Exercise goal: In the passage on loving the Lord and caring for a family, what principle does the writer state about which to love first?

Excerpt provided:
+---+

If you love the Lord your God with all your heart and with all your soul and with all your strength, what will be the impact on your family? If I extend myself in serving the Lord, will it hurt my children?

This is a very real question for many parents and grandparents. You love the Lord and you want to serve Him. You want your life to count for Him, but you also have a family.  You feel a tension between these two things.

You love your children and you want to be a good mother, a good father. What does it look like to love the Lord with all your heart, soul and strength, when you are married, and when you have children?

It is very significant that when Moses says, “Love the Lord your God with all your heart” (6:5), he immediately goes on to describe the impact on the family. Far from destroying your family, I want you to see from the Scripture today that if you choose to love the Lord with all your heart, and with all your soul and with all your strength, your family will be blessed.

The best way to serve your family, the best way to love your family is to live for the Lord. Indeed, any other choice will be destructive to the people you love. Here’s the principle: Love the Lord first, and the family will be blessed. Love the family first, and the family will suffer. I want you to see how this works out in practice.

The great irony of putting family first

Moses is speaking to a new generation of God’s people on the verge of the Promised Land. Forty years earlier God had called their parents to step forward and enter the land. You remember the story: They sent out spies, and the spies reported, “It is a good land, but there are giants there, and the cities are massively fortified.” When these parents heard the report and turned back, they wandered in the desert for the next 40 years.

Why did they make this decision? Why did they refuse to go up into Canaan? There must have been many factors, but we get a fascinating insight into what they were thinking, “The little ones that you said would be taken captive, your children… will enter the land” (1:39).

You see what was happening: The spies came back and said, “There are giants in the land.” And the parents said, “This is far too great a risk. We have little children. We have to think about what’s best for them. If we go into the land, our children could be taken captive.” That is what they said. I understand that. Don’t you?

+---+

Record list:
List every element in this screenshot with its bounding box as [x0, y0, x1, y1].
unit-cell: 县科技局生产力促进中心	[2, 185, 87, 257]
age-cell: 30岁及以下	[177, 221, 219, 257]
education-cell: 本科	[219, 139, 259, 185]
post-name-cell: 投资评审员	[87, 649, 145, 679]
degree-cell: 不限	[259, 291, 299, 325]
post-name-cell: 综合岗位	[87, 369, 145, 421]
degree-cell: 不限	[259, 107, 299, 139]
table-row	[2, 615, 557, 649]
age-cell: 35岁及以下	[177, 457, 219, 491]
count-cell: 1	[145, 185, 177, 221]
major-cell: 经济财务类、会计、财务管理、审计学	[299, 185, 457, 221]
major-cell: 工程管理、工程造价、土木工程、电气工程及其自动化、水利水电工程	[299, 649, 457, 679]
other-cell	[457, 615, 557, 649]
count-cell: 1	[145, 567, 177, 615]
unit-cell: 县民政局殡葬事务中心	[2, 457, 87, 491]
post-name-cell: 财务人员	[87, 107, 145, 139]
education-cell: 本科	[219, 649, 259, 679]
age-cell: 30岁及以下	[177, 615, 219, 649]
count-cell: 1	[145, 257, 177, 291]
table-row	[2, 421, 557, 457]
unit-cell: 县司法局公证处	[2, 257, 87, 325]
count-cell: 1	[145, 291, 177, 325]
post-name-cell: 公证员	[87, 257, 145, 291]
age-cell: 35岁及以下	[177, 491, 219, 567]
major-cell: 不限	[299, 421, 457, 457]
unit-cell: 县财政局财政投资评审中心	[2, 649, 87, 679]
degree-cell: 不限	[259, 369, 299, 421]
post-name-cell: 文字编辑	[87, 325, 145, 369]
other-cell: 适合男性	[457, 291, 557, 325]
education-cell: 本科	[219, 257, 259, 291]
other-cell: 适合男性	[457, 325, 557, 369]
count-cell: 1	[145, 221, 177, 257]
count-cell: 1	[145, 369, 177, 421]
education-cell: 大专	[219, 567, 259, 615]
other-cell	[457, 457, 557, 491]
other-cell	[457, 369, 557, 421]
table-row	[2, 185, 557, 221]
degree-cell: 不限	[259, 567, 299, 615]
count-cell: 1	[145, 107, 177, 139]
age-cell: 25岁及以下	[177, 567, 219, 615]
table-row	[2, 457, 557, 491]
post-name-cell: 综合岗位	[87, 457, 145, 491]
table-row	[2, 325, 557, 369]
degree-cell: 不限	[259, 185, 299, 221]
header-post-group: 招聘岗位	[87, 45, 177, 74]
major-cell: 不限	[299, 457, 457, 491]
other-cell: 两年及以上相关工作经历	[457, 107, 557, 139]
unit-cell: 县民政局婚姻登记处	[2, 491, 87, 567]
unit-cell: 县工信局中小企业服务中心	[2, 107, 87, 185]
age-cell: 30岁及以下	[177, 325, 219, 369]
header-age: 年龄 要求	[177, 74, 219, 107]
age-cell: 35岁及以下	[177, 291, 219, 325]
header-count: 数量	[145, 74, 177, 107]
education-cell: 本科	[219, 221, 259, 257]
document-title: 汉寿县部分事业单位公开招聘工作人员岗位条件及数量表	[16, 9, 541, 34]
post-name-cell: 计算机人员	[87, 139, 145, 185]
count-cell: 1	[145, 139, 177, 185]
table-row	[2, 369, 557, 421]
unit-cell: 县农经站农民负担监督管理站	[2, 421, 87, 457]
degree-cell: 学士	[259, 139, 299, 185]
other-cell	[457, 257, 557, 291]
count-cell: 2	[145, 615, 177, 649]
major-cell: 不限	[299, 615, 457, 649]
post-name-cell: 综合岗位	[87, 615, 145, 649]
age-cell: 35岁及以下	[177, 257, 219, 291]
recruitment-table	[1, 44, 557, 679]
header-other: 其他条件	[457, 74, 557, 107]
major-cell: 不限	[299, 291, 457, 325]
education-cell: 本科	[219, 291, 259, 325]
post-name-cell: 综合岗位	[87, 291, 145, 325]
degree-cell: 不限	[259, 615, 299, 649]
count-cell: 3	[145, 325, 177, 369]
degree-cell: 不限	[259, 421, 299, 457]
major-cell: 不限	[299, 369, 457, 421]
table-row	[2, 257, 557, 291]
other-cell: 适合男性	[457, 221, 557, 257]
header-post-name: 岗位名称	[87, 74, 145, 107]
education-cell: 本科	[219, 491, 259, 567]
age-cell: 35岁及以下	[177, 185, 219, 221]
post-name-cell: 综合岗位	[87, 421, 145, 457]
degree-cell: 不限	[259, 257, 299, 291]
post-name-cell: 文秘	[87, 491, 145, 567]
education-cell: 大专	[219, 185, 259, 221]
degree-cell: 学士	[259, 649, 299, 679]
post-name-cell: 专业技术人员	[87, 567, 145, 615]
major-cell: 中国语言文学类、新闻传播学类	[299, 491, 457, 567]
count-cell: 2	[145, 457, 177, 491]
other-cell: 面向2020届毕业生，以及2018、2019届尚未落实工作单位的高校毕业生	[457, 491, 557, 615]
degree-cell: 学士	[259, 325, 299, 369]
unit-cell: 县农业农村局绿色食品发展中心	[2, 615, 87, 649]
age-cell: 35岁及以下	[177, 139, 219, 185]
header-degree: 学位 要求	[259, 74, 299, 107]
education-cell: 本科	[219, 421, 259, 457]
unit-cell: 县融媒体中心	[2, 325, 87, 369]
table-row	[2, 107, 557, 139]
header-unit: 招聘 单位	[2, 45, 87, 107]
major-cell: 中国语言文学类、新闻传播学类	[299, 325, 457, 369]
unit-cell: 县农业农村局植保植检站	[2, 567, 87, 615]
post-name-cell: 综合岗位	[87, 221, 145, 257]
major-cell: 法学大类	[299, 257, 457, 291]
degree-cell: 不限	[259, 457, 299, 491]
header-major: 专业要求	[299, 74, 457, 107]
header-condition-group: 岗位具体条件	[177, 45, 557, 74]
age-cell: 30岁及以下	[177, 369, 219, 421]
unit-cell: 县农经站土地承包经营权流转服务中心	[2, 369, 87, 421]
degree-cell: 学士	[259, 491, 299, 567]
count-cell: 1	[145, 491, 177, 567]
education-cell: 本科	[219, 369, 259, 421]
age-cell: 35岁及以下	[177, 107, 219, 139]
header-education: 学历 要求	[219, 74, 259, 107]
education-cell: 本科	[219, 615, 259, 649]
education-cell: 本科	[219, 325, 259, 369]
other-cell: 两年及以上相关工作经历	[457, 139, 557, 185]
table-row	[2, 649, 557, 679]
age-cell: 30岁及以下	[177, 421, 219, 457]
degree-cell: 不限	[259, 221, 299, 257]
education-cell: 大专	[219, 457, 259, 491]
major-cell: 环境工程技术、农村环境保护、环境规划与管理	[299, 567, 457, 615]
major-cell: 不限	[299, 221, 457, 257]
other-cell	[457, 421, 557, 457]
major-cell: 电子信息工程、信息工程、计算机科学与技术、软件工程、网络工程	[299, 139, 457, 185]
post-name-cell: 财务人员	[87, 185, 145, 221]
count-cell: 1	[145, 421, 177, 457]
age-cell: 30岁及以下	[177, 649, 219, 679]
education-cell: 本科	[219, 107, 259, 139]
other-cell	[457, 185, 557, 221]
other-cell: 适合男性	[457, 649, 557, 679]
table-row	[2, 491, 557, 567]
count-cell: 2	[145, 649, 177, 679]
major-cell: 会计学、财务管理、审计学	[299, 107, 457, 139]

+---+

Completed exercise: Love the Lord first, and the family will be blessed; love the family first, and the family will suffer.